#### [TASK GOAL]
Retype each record shown below, leaving every character as it is.

#### [DATA FOR THIS TASK]
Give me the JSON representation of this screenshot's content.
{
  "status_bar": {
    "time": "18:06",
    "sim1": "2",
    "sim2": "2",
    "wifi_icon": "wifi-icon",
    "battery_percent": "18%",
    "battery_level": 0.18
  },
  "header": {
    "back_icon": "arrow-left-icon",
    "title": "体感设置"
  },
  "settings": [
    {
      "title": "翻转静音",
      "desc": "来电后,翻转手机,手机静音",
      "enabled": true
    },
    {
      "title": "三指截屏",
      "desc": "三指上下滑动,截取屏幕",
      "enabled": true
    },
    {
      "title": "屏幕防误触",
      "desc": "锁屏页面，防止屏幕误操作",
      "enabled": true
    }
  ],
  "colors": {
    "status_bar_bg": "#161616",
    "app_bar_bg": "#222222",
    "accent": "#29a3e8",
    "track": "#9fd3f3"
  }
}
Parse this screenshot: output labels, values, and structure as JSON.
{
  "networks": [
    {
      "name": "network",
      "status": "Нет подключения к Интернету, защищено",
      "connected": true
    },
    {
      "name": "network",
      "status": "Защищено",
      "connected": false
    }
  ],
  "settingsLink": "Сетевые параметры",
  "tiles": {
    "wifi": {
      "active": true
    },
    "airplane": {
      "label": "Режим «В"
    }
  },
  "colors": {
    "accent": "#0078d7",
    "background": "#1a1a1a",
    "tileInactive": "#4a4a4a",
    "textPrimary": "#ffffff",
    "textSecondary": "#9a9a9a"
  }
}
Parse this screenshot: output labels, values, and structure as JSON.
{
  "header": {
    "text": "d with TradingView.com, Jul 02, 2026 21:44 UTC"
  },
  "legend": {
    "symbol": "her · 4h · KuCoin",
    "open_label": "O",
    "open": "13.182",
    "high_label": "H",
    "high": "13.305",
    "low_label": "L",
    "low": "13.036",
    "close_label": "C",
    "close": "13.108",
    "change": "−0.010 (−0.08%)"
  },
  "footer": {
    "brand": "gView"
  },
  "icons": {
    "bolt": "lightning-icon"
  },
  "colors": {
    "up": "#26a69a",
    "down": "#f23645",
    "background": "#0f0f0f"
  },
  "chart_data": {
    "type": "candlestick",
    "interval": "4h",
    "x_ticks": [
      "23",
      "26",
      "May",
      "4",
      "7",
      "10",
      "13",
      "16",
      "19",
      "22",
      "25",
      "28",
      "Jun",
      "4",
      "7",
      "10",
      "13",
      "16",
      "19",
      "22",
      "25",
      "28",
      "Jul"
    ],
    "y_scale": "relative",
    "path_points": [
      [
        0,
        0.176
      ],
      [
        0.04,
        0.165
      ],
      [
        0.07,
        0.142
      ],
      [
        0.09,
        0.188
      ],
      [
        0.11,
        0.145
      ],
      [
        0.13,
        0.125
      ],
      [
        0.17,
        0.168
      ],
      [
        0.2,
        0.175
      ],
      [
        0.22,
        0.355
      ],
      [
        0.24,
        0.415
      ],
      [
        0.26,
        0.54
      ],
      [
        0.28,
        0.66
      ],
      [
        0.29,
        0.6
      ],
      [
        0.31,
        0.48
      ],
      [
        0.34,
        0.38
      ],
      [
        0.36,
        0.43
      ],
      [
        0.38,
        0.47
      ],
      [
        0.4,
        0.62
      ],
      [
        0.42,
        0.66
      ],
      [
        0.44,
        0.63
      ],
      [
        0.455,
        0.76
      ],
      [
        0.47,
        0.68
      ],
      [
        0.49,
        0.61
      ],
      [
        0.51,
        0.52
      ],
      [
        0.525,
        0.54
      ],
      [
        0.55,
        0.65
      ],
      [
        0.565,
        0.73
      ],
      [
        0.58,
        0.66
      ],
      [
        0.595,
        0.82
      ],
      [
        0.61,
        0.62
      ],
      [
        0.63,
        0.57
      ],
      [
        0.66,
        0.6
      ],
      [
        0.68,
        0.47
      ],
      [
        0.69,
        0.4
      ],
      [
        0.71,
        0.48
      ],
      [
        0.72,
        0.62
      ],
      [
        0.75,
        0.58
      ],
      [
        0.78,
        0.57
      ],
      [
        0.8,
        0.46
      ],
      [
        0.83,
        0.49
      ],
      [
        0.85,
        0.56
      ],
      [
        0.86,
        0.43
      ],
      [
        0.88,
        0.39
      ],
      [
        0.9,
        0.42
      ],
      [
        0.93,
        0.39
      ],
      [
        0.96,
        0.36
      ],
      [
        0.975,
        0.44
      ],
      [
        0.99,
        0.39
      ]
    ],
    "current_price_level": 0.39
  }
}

#### [COMPLETED TASK]
Give me the JSON representation of this screenshot's content.
{
  "status_bar": {
    "time": "18:06",
    "sim1": "2",
    "sim2": "2",
    "wifi_icon": "wifi-icon",
    "battery_percent": "18%",
    "battery_level": 0.18
  },
  "header": {
    "back_icon": "arrow-left-icon",
    "title": "体感设置"
  },
  "settings": [
    {
      "title": "翻转静音",
      "desc": "来电后,翻转手机,手机静音",
      "enabled": true
    },
    {
      "title": "三指截屏",
      "desc": "三指上下滑动,截取屏幕",
      "enabled": true
    },
    {
      "title": "屏幕防误触",
      "desc": "锁屏页面，防止屏幕误操作",
      "enabled": true
    }
  ],
  "colors": {
    "status_bar_bg": "#161616",
    "app_bar_bg": "#222222",
    "accent": "#29a3e8",
    "track": "#9fd3f3"
  }
}
Parse this screenshot: output labels, values, and structure as JSON.
{
  "networks": [
    {
      "name": "network",
      "status": "Нет подключения к Интернету, защищено",
      "connected": true
    },
    {
      "name": "network",
      "status": "Защищено",
      "connected": false
    }
  ],
  "settingsLink": "Сетевые параметры",
  "tiles": {
    "wifi": {
      "active": true
    },
    "airplane": {
      "label": "Режим «В"
    }
  },
  "colors": {
    "accent": "#0078d7",
    "background": "#1a1a1a",
    "tileInactive": "#4a4a4a",
    "textPrimary": "#ffffff",
    "textSecondary": "#9a9a9a"
  }
}
Parse this screenshot: output labels, values, and structure as JSON.
{
  "header": {
    "text": "d with TradingView.com, Jul 02, 2026 21:44 UTC"
  },
  "legend": {
    "symbol": "her · 4h · KuCoin",
    "open_label": "O",
    "open": "13.182",
    "high_label": "H",
    "high": "13.305",
    "low_label": "L",
    "low": "13.036",
    "close_label": "C",
    "close": "13.108",
    "change": "−0.010 (−0.08%)"
  },
  "footer": {
    "brand": "gView"
  },
  "icons": {
    "bolt": "lightning-icon"
  },
  "colors": {
    "up": "#26a69a",
    "down": "#f23645",
    "background": "#0f0f0f"
  },
  "chart_data": {
    "type": "candlestick",
    "interval": "4h",
    "x_ticks": [
      "23",
      "26",
      "May",
      "4",
      "7",
      "10",
      "13",
      "16",
      "19",
      "22",
      "25",
      "28",
      "Jun",
      "4",
      "7",
      "10",
      "13",
      "16",
      "19",
      "22",
      "25",
      "28",
      "Jul"
    ],
    "y_scale": "relative",
    "path_points": [
      [
        0,
        0.176
      ],
      [
        0.04,
        0.165
      ],
      [
        0.07,
        0.142
      ],
      [
        0.09,
        0.188
      ],
      [
        0.11,
        0.145
      ],
      [
        0.13,
        0.125
      ],
      [
        0.17,
        0.168
      ],
      [
        0.2,
        0.175
      ],
      [
        0.22,
        0.355
      ],
      [
        0.24,
        0.415
      ],
      [
        0.26,
        0.54
      ],
      [
        0.28,
        0.66
      ],
      [
        0.29,
        0.6
      ],
      [
        0.31,
        0.48
      ],
      [
        0.34,
        0.38
      ],
      [
        0.36,
        0.43
      ],
      [
        0.38,
        0.47
      ],
      [
        0.4,
        0.62
      ],
      [
        0.42,
        0.66
      ],
      [
        0.44,
        0.63
      ],
      [
        0.455,
        0.76
      ],
      [
        0.47,
        0.68
      ],
      [
        0.49,
        0.61
      ],
      [
        0.51,
        0.52
      ],
      [
        0.525,
        0.54
      ],
      [
        0.55,
        0.65
      ],
      [
        0.565,
        0.73
      ],
      [
        0.58,
        0.66
      ],
      [
        0.595,
        0.82
      ],
      [
        0.61,
        0.62
      ],
      [
        0.63,
        0.57
      ],
      [
        0.66,
        0.6
      ],
      [
        0.68,
        0.47
      ],
      [
        0.69,
        0.4
      ],
      [
        0.71,
        0.48
      ],
      [
        0.72,
        0.62
      ],
      [
        0.75,
        0.58
      ],
      [
        0.78,
        0.57
      ],
      [
        0.8,
        0.46
      ],
      [
        0.83,
        0.49
      ],
      [
        0.85,
        0.56
      ],
      [
        0.86,
        0.43
      ],
      [
        0.88,
        0.39
      ],
      [
        0.9,
        0.42
      ],
      [
        0.93,
        0.39
      ],
      [
        0.96,
        0.36
      ],
      [
        0.975,
        0.44
      ],
      [
        0.99,
        0.39
      ]
    ],
    "current_price_level": 0.39
  }
}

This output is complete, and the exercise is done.